Requirement: Reproduce exactly, leaving out pictures, each line from the one holding "What data populates" through the final line of the listing, and add nothing.

■ ■ ■ ■ ■

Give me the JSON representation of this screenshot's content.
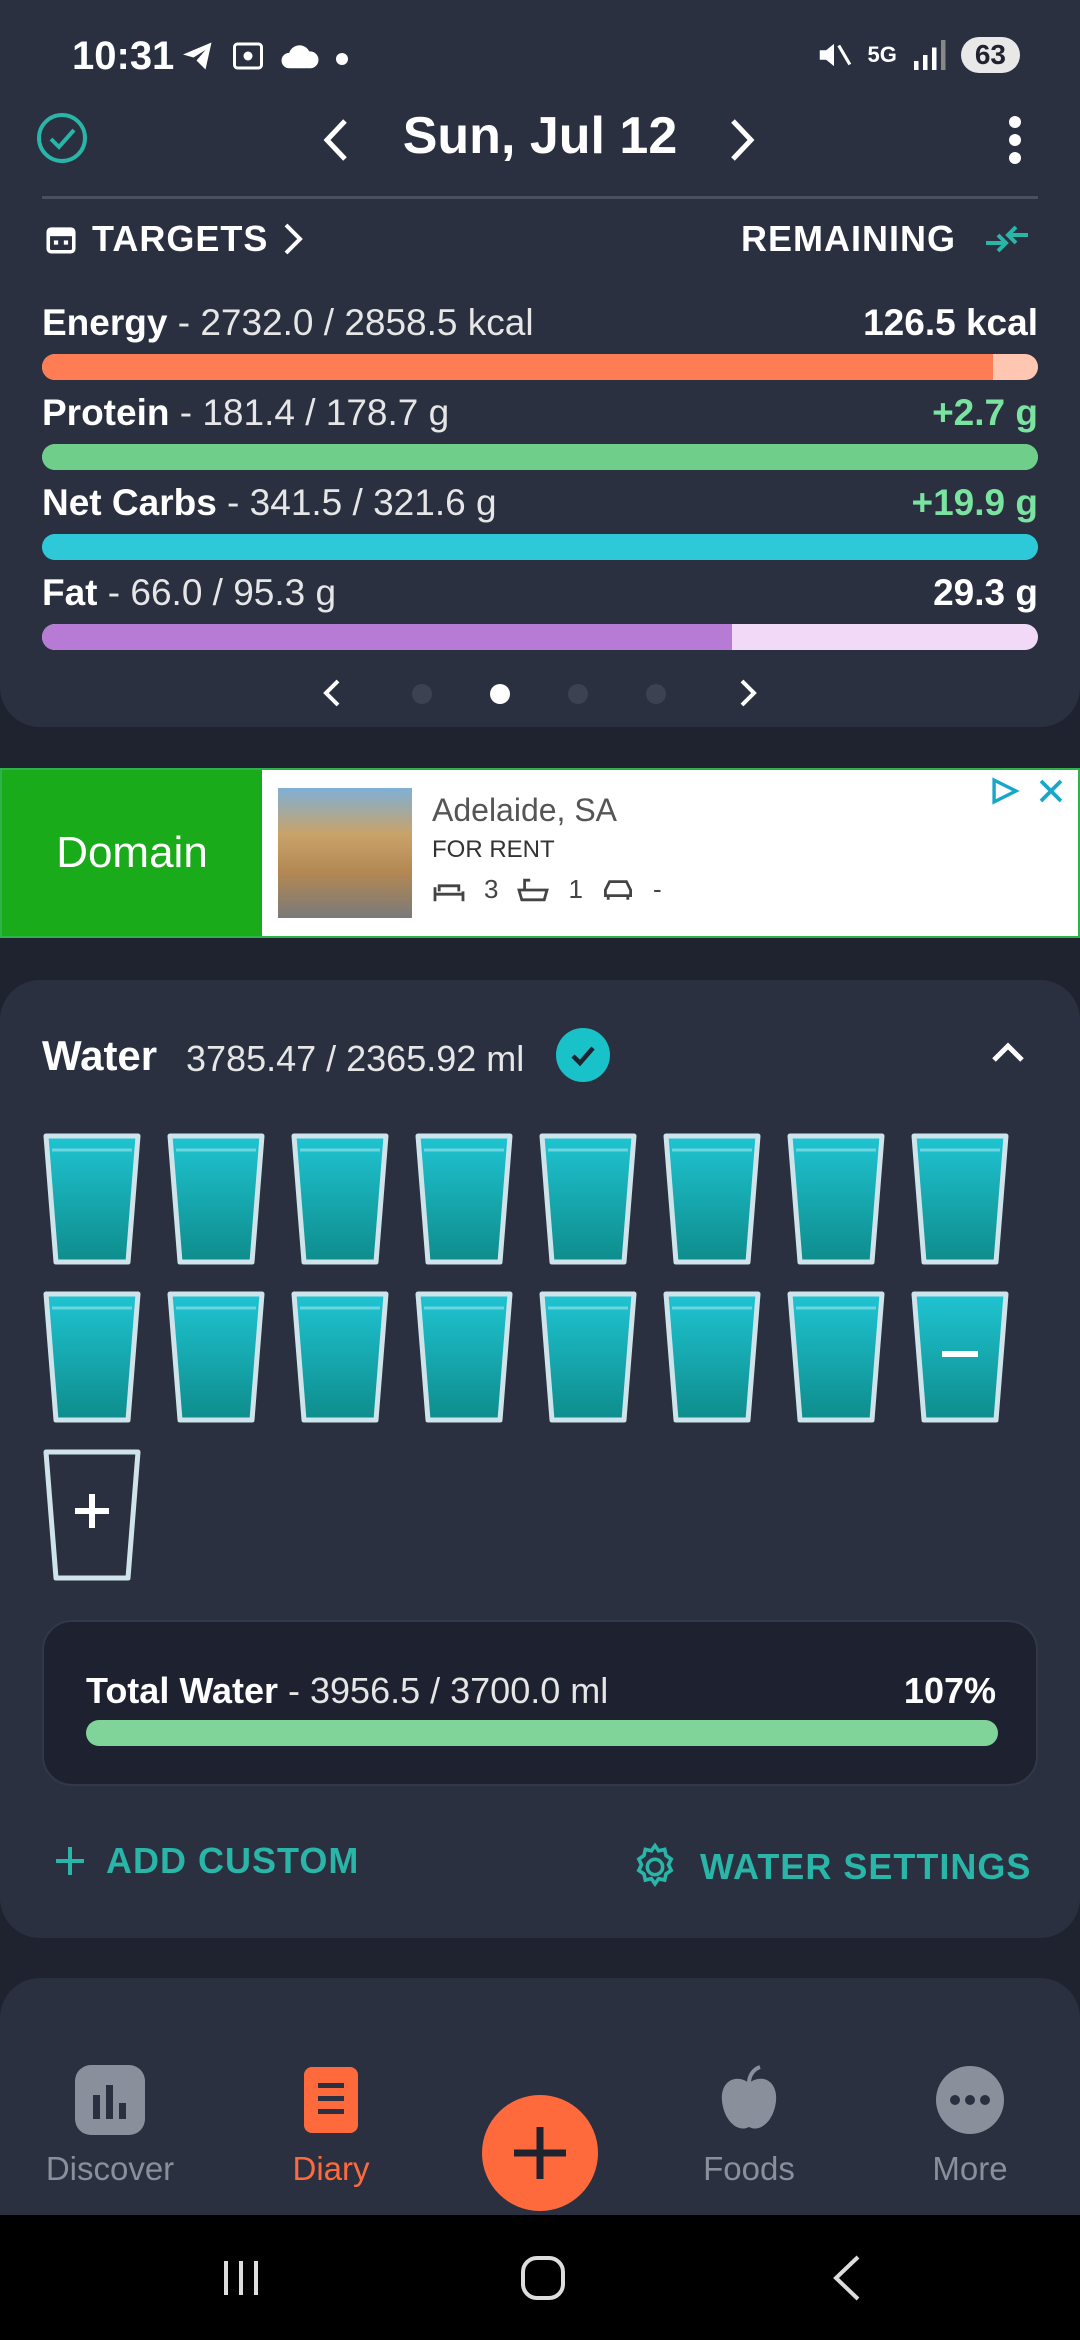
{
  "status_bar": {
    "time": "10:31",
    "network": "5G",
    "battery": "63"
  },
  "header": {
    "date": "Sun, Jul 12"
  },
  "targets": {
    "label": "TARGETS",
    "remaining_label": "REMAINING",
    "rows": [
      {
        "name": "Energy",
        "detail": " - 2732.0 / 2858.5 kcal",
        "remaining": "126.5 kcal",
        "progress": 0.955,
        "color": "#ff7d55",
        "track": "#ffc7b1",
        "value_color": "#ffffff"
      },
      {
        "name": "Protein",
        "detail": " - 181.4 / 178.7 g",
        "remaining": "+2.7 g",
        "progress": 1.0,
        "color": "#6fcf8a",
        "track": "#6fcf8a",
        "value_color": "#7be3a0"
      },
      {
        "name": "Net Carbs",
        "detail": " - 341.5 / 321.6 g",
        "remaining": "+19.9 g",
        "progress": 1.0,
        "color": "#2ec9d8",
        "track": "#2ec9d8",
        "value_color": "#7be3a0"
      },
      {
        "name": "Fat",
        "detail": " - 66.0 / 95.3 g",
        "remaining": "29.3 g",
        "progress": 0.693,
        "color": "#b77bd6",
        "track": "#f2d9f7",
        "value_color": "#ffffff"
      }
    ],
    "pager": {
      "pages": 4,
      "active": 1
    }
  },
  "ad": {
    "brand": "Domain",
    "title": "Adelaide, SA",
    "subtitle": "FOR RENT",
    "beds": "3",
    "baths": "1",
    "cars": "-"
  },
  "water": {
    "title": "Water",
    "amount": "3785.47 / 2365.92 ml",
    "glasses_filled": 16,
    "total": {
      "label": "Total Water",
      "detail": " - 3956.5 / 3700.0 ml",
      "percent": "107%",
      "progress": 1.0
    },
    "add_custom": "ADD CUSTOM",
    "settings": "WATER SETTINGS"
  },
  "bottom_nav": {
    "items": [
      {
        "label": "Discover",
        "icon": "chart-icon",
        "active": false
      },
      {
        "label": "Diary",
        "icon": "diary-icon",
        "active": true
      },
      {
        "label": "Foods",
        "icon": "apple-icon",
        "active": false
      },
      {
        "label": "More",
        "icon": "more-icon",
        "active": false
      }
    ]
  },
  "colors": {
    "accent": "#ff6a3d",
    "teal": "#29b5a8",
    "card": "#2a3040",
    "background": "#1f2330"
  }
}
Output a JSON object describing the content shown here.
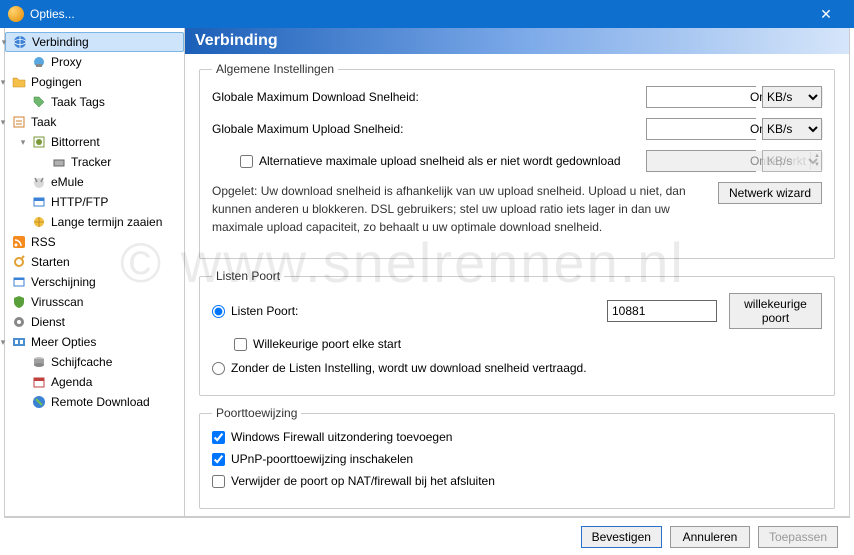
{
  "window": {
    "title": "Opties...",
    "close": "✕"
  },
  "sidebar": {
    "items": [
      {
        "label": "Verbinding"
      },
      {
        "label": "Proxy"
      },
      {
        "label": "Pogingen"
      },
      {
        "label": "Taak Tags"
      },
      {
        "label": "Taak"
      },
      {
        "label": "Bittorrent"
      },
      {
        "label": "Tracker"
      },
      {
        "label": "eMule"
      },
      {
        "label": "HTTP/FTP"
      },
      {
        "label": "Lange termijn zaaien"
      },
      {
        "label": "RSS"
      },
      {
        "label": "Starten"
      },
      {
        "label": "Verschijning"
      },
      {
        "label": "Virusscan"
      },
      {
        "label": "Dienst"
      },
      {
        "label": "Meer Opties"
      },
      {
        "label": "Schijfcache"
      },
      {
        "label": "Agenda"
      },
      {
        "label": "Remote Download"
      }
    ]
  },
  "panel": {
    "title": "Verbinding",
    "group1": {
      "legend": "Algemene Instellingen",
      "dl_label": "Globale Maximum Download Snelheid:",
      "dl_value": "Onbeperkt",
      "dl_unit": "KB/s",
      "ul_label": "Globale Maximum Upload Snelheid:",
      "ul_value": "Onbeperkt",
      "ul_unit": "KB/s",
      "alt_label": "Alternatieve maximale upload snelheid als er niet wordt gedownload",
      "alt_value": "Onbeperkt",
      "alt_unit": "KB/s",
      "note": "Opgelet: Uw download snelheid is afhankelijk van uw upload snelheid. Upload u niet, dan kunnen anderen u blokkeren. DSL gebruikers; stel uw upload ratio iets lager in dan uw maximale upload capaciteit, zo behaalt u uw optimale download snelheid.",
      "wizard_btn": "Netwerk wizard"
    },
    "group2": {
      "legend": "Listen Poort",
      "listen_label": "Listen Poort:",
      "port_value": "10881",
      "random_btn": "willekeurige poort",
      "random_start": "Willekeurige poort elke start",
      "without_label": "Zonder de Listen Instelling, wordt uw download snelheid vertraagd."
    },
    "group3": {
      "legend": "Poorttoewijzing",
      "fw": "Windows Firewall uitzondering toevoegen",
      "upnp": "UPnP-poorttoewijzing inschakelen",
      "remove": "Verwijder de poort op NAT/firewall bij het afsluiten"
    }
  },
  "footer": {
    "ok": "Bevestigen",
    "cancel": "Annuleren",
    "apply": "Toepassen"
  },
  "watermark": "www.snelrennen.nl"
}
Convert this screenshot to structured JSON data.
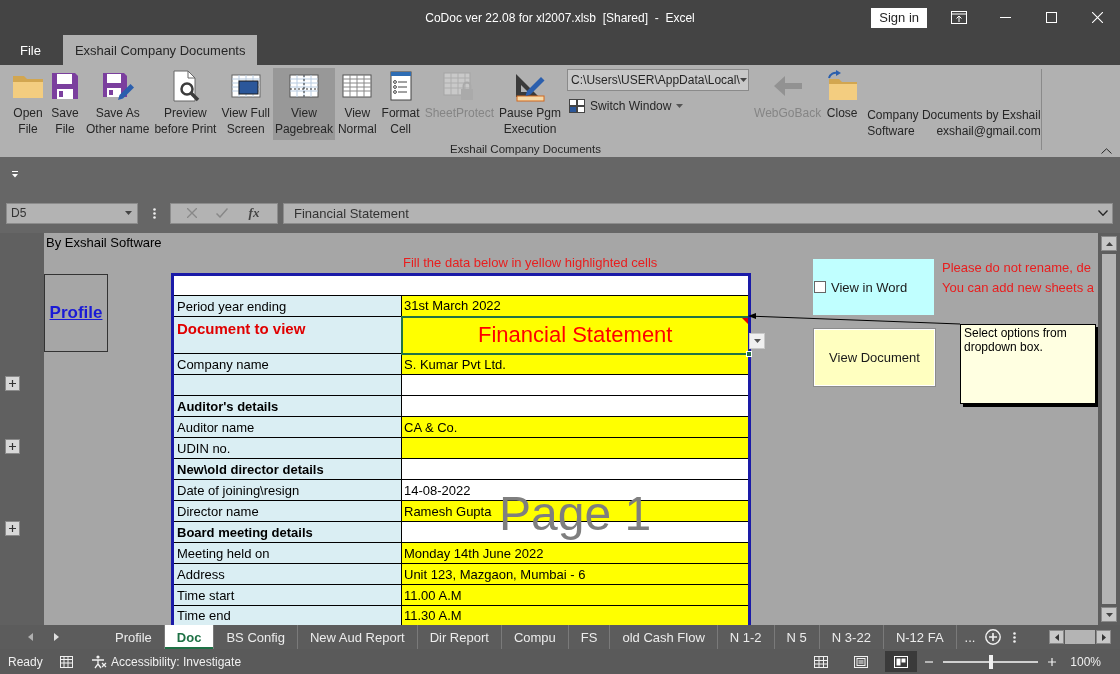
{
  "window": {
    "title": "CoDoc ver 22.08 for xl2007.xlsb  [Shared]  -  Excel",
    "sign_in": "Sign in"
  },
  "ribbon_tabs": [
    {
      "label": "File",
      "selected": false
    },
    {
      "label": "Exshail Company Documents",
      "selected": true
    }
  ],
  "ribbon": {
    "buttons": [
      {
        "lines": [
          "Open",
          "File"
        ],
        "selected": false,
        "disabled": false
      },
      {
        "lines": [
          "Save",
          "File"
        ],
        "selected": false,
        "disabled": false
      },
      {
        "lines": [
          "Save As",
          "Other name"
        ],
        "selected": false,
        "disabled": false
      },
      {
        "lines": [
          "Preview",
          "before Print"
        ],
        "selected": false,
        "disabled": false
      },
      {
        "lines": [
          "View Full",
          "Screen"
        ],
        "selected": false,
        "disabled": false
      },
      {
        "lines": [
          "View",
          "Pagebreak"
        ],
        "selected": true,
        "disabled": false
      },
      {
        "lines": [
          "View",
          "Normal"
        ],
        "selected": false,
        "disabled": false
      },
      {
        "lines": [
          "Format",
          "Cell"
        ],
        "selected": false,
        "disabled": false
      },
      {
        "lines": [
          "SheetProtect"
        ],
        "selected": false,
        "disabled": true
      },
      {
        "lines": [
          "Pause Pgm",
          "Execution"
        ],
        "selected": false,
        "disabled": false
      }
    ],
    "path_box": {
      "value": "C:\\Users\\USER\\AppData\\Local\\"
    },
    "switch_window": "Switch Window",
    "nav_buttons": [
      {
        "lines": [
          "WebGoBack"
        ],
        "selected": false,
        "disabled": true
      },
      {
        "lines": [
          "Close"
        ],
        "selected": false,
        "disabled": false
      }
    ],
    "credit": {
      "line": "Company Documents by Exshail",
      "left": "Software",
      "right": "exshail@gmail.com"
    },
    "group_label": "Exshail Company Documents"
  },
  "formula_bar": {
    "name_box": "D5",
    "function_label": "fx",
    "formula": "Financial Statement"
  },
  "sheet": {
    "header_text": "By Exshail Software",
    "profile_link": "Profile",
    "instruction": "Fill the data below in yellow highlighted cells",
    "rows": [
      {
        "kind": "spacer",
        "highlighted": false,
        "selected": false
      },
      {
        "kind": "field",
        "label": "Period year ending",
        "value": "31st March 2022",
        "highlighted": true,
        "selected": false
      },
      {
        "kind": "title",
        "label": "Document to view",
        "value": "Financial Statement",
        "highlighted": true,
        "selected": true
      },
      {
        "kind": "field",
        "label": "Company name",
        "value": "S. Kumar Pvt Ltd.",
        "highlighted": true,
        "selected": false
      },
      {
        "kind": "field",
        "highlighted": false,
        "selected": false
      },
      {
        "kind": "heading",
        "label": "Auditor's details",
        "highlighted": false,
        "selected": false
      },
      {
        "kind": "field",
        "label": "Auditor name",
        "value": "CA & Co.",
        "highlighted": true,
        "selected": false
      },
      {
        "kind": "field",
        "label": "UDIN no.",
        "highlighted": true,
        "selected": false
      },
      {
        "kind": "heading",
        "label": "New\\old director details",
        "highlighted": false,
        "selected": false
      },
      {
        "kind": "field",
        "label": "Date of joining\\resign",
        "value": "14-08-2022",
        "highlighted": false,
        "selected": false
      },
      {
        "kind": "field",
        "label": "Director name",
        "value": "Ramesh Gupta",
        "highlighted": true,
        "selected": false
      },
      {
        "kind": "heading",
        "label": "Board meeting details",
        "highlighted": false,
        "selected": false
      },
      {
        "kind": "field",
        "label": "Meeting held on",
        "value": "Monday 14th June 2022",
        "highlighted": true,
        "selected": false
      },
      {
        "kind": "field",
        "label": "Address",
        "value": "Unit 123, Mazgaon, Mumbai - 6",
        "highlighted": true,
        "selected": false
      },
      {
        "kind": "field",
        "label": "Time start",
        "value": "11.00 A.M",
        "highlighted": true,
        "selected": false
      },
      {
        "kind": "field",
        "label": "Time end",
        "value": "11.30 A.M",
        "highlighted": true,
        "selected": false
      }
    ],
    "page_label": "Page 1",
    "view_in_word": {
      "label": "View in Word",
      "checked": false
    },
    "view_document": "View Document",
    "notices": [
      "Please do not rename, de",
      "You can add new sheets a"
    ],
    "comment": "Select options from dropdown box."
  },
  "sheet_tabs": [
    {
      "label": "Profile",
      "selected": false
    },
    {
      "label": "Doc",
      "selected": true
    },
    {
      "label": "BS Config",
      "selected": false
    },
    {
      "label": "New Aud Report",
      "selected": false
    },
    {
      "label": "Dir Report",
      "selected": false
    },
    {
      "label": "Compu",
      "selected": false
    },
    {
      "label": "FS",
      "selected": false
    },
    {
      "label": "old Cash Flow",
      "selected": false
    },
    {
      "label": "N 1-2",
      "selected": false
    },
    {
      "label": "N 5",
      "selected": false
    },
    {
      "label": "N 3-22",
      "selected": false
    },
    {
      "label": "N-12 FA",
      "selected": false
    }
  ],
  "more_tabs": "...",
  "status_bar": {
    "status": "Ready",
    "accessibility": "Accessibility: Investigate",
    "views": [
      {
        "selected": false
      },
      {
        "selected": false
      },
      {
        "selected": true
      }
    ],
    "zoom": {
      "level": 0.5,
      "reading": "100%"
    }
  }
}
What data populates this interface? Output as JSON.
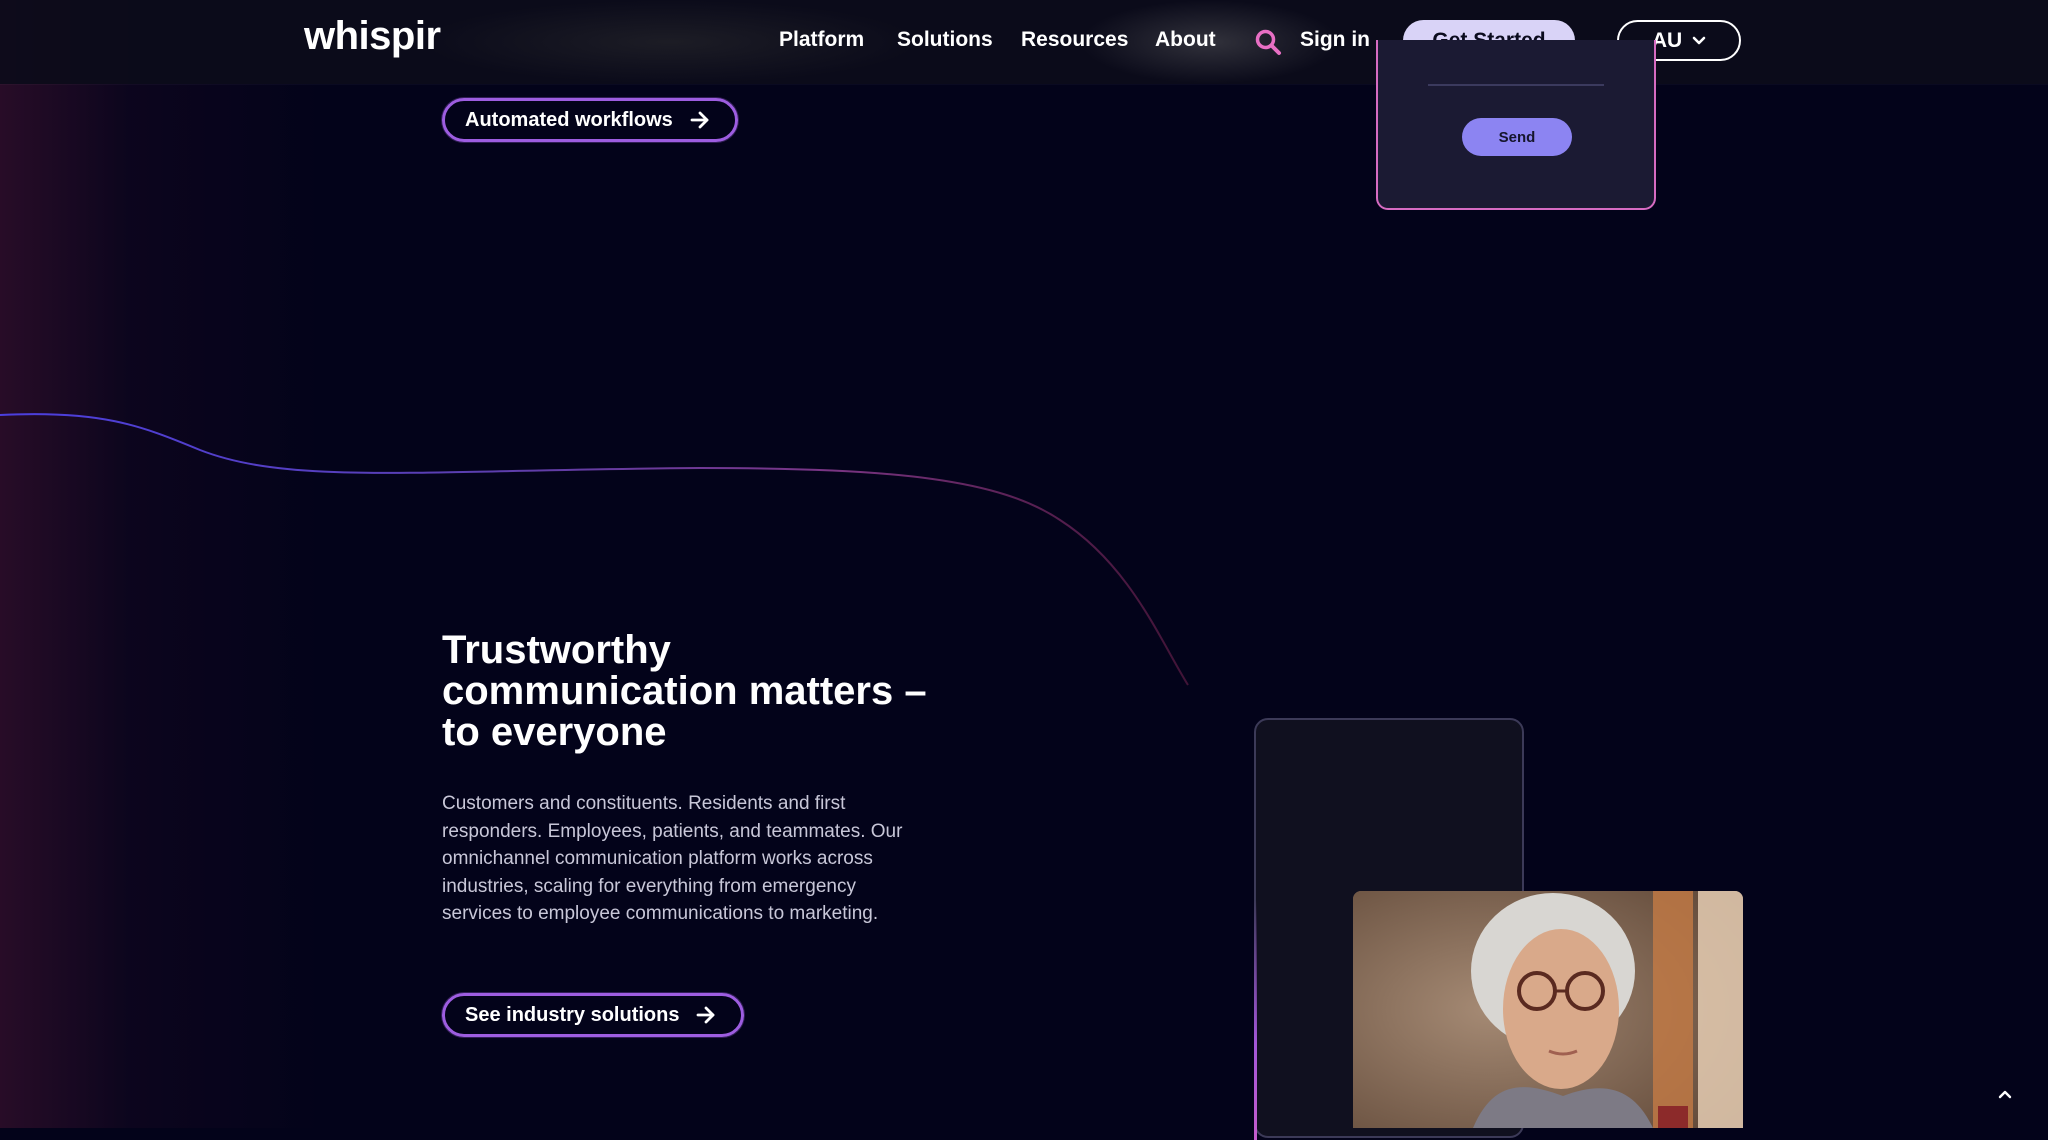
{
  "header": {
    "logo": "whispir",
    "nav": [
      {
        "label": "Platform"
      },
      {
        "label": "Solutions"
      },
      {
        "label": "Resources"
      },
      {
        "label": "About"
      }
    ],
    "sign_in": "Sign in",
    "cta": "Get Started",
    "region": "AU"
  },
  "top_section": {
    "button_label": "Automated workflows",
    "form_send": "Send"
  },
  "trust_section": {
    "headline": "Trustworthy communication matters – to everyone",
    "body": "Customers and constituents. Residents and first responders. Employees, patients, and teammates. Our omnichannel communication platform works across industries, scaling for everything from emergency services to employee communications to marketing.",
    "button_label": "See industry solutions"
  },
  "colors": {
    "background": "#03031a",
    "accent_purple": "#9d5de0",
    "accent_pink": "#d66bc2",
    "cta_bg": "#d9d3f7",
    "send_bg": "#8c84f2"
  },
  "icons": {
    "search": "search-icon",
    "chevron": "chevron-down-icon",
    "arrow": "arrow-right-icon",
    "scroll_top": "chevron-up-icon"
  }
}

■ ■ ■ ■ ■

Written solution:
What data populates this interface? Output as JSON.
{
  "header": {
    "logo": "whispir",
    "nav": [
      {
        "label": "Platform"
      },
      {
        "label": "Solutions"
      },
      {
        "label": "Resources"
      },
      {
        "label": "About"
      }
    ],
    "sign_in": "Sign in",
    "cta": "Get Started",
    "region": "AU"
  },
  "top_section": {
    "button_label": "Automated workflows",
    "form_send": "Send"
  },
  "trust_section": {
    "headline": "Trustworthy communication matters – to everyone",
    "body": "Customers and constituents. Residents and first responders. Employees, patients, and teammates. Our omnichannel communication platform works across industries, scaling for everything from emergency services to employee communications to marketing.",
    "button_label": "See industry solutions"
  },
  "colors": {
    "background": "#03031a",
    "accent_purple": "#9d5de0",
    "accent_pink": "#d66bc2",
    "cta_bg": "#d9d3f7",
    "send_bg": "#8c84f2"
  },
  "icons": {
    "search": "search-icon",
    "chevron": "chevron-down-icon",
    "arrow": "arrow-right-icon",
    "scroll_top": "chevron-up-icon"
  }
}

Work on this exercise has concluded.